** Opening Excerpt to read block **

Growing to serve seniors

CMG Studio Inc.

Alice Byrd TawesMcCready expanded its health care services in 1968 when it opened a nursing home and named it in memory of a beloved local resident, Alice Byrd Tawes. Mrs. Tawes was the mother of late Maryland Gov. J. Millard Tawes. That single-story structure will be replaced in 2010 by the new Alice B. Tawes Nursing & Rehabilitation Center. Construction currently is underway.

Why replace the nursing home? After four decades, it became apparent the original building was too small, too cramped and just too old by current nursing home standards. The original 69-bed facility also needs additional skilled nursing beds. Patients need -- and deserve -- larger rooms as well as modern dining and recreational areas. The staff needs more office space, more storage space and more room to work. A new $12½ million, four-story structure with a waterfront view of the Little Annemessex River will fill those needs.

Mrs. Tawes’ great-grandson, Crisfield entrepreneur Jay Tawes, is working with fellow civic leaders, dedicated staff members and community residents in a campaign to raise $1 million that will go toward construction of the new nursing. The rest of the construction financing is a combination of local, state and federal loans, gifts and grants plus several million dollars of McCready Foundation funds. The Rural Development office of the federal Department of Agriculture played an instrumental role in providing a low-interest $6 million loan and guaranteed a bank loan for an additional $4 million. When ready for occupancy in 2010, it will accommodate 76 nursing home patients, plus an additional 30 Assisted Living residents who will live on the top floor.

The first story will be connected – as is the original nursing home – with McCready Hospital so patients, residents and the staff can travel back and forth easily. This floor will contain a reception area, dining facilities, administrative offices and several large spaces for McCready and community meetings and social events.

The second and third floors will accommodate 76 skilled nursing beds in private and semi-private room settings. The top floor will be the Assisted Living center featuring dining and leisure spaces, and large enough to accommodate 30 residents in single- and double-bed room configurations.

** Closing Excerpt to read block **
** Opening Dataset entries block **

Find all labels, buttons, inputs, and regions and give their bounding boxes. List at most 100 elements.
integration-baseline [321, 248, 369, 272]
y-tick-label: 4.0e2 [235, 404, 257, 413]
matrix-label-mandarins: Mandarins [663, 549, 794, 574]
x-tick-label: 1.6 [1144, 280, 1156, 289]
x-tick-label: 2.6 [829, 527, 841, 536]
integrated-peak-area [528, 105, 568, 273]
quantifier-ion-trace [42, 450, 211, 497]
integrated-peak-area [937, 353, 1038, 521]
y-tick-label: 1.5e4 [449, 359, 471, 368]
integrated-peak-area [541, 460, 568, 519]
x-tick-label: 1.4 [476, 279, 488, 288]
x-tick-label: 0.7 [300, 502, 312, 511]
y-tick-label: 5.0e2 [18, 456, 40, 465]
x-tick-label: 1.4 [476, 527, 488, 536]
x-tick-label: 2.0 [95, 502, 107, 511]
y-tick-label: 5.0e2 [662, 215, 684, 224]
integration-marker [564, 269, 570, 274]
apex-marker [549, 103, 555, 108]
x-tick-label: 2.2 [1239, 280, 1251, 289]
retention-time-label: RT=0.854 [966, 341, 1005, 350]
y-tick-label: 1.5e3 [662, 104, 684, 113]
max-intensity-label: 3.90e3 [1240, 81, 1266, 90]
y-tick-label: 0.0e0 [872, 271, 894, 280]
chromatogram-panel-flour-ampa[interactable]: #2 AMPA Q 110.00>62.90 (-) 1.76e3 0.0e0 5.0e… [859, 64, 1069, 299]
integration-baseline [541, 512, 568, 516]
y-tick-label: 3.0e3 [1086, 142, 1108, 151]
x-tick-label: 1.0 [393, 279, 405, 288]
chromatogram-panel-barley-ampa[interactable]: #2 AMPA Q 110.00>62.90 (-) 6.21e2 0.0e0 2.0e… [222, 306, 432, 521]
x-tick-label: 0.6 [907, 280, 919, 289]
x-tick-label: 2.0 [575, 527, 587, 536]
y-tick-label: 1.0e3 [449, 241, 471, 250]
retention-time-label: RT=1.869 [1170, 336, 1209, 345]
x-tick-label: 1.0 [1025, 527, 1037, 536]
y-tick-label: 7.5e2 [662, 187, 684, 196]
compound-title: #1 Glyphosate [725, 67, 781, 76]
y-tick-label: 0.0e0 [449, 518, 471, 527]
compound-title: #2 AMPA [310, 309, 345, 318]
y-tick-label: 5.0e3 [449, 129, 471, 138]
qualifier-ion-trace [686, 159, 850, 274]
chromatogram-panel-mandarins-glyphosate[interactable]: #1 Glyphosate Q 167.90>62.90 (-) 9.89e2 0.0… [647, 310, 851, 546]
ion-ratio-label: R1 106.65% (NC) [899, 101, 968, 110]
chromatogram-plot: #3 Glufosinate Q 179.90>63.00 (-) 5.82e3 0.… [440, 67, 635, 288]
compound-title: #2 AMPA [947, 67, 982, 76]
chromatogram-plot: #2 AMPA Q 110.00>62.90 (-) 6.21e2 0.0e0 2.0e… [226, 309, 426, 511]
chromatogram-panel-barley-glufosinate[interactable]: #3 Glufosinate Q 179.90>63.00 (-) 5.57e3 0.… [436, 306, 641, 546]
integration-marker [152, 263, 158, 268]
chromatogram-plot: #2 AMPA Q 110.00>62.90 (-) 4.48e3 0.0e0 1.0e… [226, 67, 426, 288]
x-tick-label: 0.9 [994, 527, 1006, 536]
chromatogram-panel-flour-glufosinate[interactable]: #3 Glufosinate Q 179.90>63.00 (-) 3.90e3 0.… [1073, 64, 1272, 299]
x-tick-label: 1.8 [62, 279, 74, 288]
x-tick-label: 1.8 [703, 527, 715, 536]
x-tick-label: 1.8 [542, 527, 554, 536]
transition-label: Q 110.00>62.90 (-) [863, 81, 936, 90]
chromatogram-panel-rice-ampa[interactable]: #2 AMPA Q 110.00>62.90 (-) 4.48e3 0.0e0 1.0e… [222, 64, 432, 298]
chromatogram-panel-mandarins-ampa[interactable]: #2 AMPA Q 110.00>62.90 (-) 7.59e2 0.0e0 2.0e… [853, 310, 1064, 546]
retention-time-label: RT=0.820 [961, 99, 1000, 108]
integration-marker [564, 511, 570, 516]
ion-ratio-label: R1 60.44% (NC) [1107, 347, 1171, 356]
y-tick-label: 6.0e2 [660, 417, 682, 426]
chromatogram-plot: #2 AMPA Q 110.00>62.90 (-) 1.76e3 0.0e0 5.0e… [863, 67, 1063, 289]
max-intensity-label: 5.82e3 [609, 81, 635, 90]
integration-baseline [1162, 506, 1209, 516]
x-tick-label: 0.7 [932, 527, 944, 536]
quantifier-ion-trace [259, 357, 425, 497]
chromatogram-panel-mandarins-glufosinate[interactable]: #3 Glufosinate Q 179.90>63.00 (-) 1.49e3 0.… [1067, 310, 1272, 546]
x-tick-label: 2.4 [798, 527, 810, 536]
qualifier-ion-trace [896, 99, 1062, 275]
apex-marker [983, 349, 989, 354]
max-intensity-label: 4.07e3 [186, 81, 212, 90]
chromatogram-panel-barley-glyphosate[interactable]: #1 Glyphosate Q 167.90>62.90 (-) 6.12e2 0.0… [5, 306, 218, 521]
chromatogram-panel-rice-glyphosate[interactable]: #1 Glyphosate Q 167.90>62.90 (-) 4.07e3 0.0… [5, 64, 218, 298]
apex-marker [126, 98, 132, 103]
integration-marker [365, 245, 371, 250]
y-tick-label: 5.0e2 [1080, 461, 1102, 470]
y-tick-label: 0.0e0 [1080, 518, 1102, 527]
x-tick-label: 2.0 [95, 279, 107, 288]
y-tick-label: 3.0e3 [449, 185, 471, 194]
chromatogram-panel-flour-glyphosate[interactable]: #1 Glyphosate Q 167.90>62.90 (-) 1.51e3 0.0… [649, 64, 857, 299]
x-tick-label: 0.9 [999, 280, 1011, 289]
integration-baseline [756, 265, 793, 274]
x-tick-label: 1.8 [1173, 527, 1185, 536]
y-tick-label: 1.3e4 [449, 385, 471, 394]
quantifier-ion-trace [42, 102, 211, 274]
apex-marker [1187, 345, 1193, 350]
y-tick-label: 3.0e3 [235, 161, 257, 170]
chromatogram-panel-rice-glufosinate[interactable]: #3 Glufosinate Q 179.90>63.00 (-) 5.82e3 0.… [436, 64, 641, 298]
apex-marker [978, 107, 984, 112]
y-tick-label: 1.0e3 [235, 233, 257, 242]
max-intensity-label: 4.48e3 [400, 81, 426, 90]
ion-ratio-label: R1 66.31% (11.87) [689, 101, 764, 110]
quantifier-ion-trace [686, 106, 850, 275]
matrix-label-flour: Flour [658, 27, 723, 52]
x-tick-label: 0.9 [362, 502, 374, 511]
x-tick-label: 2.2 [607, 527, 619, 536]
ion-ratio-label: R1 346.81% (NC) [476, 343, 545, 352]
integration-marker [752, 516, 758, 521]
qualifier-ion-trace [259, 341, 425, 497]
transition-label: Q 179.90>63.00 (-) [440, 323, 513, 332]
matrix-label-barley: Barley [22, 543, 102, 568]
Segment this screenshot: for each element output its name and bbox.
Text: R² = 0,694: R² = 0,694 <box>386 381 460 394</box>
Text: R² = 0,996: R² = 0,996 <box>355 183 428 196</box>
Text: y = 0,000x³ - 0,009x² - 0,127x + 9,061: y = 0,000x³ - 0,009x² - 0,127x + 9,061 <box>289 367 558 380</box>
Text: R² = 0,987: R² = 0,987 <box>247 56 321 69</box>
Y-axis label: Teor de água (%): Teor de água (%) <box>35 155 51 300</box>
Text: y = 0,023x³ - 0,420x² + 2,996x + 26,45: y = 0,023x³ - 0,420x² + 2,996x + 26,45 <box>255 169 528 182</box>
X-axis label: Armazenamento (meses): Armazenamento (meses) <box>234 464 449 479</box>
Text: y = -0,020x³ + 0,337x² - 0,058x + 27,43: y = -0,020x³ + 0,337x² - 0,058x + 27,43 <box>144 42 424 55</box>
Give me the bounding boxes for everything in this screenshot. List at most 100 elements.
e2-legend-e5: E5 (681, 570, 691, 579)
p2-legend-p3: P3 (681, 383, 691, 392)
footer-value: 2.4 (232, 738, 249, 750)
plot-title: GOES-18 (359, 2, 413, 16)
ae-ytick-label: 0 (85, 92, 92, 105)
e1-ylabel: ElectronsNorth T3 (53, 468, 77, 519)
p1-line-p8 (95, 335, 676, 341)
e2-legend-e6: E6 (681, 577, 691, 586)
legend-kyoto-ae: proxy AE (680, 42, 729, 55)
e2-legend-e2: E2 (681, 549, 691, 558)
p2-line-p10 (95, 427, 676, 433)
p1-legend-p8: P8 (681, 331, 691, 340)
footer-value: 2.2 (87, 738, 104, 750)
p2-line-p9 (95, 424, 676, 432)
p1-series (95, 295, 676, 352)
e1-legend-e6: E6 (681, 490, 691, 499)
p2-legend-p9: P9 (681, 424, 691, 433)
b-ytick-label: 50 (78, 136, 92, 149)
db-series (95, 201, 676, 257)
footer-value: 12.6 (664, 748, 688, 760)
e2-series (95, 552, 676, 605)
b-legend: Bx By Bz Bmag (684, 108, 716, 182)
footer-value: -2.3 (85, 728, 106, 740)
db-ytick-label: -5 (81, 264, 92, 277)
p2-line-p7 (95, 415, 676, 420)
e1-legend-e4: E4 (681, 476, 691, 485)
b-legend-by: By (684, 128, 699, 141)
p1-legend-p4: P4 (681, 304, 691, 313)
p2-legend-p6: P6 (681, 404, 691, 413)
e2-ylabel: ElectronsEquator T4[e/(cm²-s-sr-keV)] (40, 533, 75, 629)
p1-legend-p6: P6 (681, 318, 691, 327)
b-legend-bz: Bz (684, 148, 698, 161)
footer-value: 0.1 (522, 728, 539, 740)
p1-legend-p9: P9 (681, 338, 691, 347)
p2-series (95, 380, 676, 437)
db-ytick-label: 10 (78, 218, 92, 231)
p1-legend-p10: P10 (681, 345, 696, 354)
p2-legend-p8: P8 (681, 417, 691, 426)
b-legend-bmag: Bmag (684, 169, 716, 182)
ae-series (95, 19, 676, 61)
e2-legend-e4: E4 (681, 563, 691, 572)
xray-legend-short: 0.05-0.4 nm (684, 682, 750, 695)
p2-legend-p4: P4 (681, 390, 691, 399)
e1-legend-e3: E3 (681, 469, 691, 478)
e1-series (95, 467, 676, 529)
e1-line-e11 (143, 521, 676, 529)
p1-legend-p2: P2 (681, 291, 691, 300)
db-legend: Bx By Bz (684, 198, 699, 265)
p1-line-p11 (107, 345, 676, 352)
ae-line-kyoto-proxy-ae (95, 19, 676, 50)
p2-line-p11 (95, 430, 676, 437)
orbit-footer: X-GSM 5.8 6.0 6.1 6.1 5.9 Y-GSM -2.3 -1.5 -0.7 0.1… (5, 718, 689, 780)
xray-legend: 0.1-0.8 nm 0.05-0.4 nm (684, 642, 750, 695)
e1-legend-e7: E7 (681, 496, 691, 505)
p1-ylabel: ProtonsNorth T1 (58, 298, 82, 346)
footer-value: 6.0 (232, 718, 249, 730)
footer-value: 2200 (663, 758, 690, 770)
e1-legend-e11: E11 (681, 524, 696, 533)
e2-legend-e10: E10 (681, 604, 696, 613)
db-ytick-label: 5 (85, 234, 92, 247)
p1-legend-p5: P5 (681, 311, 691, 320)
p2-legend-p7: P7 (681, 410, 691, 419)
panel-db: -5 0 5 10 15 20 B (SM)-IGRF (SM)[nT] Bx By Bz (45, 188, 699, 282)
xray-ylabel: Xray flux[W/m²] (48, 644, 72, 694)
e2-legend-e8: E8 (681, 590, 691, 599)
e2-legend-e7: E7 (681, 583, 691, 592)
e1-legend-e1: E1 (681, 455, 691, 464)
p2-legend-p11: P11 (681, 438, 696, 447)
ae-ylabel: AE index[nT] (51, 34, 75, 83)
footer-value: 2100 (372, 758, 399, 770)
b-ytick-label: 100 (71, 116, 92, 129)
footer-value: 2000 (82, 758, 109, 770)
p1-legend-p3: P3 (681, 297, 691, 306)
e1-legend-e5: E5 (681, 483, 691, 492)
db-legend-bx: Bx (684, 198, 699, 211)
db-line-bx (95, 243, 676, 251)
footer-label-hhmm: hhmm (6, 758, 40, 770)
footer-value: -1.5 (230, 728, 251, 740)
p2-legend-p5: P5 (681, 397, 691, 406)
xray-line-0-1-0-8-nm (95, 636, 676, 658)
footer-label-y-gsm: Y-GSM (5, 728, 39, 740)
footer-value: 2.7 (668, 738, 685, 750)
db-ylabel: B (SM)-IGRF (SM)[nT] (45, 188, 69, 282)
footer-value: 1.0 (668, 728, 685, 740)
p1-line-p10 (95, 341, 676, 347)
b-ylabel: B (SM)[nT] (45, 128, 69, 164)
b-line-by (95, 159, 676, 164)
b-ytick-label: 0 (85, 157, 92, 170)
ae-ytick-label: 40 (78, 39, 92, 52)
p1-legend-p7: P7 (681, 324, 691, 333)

** Closing Dataset entries block **

__Parts of the exercise__
A. In the text about the Alice B. Tawes nursing home, which river will the new four-story building have a waterfront view of?
B. Carry the text about the Alice B. Tawes nursing home forward from its last sentence.

__Responses in order__
A. The Little Annemessex River.

B.
The McCready Foundation is in the home stretch of raising $1 million for the capital building campaign. A little under $65,000 is needed to reach its goal. We encourage you to help. For more information, please go to "Ways to Give.".


The current Tawes nursing facility ...
  • admitted its first patient in 1968.
  • was named in honor of the mother of the late former Governor J. Millard Tawes.
  • can accommodate 69 residents – all in a single-story building adjacent to Edward W. McCready Memorial Hospital.
  • overlooks Daugherty Creek, a tidal tributary of the Little Annemessex River. A short distance across the creek from the McCready-Tawes healthcare campus is Janes Island State Park.
The new Tawes nursing and rehabilitation center will ... 
  • be a 70,300-square-foot, four-story structure with dining on each floor.
  • be in the shadow of the current nursing home, which will be demolished when the new building opens in early 2010.
  • be home to 76 residents who require skilled nursing care. They will live on the second and third floors of the building.
  • feature 30 Assisted Living units on the top floor, an expansion of health care options at McCready.
  • feature seven different configurations to meet a variety of assisted-living needs.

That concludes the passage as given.